__Short problem__:
Every line holding the string "plus" should be gathered.

──────── Exercise data

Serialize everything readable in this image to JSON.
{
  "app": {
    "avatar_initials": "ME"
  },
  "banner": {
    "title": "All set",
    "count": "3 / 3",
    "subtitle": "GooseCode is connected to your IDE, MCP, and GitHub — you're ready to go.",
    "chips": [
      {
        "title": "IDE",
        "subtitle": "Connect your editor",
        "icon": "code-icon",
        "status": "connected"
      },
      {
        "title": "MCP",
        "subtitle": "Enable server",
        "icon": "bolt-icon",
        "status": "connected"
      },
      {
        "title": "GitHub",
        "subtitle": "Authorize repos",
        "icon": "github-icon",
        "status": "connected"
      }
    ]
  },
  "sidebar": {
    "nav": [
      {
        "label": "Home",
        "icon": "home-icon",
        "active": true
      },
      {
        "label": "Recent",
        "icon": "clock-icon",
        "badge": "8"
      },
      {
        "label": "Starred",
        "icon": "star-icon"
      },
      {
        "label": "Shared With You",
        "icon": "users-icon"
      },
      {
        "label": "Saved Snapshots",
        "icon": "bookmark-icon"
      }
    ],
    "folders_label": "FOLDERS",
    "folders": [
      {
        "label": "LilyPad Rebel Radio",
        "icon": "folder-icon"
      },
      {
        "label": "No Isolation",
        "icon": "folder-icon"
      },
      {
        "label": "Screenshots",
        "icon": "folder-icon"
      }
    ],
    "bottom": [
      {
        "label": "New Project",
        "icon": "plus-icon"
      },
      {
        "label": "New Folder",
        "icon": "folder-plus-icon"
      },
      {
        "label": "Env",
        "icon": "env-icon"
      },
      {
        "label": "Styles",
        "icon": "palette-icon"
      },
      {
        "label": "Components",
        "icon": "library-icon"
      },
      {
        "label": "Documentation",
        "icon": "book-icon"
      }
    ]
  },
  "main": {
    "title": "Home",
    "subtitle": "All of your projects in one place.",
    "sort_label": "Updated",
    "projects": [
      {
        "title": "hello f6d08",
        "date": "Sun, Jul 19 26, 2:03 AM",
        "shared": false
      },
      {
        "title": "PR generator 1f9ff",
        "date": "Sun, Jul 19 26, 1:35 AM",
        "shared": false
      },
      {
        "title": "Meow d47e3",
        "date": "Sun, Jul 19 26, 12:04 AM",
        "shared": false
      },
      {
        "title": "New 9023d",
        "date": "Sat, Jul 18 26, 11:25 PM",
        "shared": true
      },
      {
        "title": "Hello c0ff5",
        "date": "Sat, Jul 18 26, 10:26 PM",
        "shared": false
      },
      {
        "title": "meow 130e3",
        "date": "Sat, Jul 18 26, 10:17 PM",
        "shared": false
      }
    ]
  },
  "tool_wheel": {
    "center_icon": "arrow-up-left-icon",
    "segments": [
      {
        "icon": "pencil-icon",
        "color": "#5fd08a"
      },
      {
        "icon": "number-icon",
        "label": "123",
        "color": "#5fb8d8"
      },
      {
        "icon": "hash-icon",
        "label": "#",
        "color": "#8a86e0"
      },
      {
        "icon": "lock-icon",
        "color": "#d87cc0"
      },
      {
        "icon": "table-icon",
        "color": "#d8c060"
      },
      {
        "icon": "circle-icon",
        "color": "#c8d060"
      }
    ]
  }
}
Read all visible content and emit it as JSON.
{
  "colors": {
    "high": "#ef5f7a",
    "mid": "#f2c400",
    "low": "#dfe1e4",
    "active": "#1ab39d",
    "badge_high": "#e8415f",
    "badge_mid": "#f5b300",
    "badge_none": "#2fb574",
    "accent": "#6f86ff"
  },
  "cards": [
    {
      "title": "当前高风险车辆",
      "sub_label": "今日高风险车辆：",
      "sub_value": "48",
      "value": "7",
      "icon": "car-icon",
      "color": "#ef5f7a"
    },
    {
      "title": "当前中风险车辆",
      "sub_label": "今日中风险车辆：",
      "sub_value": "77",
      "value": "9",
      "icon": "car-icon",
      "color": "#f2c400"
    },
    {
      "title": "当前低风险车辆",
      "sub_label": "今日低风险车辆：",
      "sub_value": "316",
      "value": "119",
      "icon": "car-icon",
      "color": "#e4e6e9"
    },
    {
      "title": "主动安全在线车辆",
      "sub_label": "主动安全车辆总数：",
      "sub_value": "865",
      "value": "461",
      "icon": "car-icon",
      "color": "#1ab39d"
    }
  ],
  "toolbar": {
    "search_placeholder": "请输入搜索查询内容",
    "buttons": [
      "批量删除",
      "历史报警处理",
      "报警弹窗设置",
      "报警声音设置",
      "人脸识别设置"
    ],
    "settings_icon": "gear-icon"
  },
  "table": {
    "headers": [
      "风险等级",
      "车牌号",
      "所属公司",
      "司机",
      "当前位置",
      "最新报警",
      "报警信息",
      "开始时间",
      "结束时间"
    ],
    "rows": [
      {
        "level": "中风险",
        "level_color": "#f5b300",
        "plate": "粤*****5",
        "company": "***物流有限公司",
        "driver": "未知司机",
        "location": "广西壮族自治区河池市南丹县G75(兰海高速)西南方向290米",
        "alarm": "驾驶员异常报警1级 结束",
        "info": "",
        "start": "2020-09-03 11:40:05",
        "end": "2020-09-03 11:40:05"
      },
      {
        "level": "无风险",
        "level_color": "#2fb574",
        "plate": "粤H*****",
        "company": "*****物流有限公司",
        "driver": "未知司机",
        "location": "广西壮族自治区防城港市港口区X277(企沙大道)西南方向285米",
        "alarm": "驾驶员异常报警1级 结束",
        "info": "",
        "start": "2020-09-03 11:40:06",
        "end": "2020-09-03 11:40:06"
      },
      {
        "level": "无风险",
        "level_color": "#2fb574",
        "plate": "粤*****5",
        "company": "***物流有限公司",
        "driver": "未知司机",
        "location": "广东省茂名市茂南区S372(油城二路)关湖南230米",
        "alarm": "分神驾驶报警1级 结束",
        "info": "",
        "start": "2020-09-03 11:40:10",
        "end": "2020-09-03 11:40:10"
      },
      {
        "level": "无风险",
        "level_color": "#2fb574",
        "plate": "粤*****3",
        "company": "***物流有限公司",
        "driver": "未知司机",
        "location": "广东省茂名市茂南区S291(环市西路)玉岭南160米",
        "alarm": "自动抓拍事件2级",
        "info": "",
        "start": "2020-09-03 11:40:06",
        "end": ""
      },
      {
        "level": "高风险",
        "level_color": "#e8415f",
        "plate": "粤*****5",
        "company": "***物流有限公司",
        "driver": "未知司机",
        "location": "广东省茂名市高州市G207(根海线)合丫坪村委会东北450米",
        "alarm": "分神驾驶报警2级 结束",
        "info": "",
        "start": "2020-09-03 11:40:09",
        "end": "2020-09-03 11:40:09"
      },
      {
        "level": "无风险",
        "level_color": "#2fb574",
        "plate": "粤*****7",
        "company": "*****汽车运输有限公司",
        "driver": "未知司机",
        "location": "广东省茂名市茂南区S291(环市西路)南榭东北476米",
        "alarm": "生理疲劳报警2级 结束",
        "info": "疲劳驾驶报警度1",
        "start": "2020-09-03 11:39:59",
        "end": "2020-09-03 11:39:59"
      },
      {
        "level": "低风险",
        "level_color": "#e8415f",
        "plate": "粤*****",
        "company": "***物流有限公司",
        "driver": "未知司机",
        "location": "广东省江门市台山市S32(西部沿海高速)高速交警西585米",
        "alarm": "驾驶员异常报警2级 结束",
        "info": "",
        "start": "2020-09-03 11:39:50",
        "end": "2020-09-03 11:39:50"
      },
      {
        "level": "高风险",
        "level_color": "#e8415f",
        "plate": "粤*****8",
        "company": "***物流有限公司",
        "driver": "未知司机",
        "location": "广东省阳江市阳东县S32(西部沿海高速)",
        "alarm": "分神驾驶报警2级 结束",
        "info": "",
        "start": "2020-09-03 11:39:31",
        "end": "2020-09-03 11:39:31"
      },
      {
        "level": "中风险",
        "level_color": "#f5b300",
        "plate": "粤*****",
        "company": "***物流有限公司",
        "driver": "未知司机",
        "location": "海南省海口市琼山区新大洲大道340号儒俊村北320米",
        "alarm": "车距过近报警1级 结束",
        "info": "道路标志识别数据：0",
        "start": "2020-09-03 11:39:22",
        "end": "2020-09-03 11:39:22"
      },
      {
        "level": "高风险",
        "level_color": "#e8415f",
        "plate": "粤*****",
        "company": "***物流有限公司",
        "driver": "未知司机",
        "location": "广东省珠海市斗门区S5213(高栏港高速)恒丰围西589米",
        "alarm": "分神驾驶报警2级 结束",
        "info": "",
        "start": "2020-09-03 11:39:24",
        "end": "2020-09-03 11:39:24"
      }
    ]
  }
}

────────────────

__Full response__:
        "icon": "plus-icon"
        "icon": "folder-plus-icon"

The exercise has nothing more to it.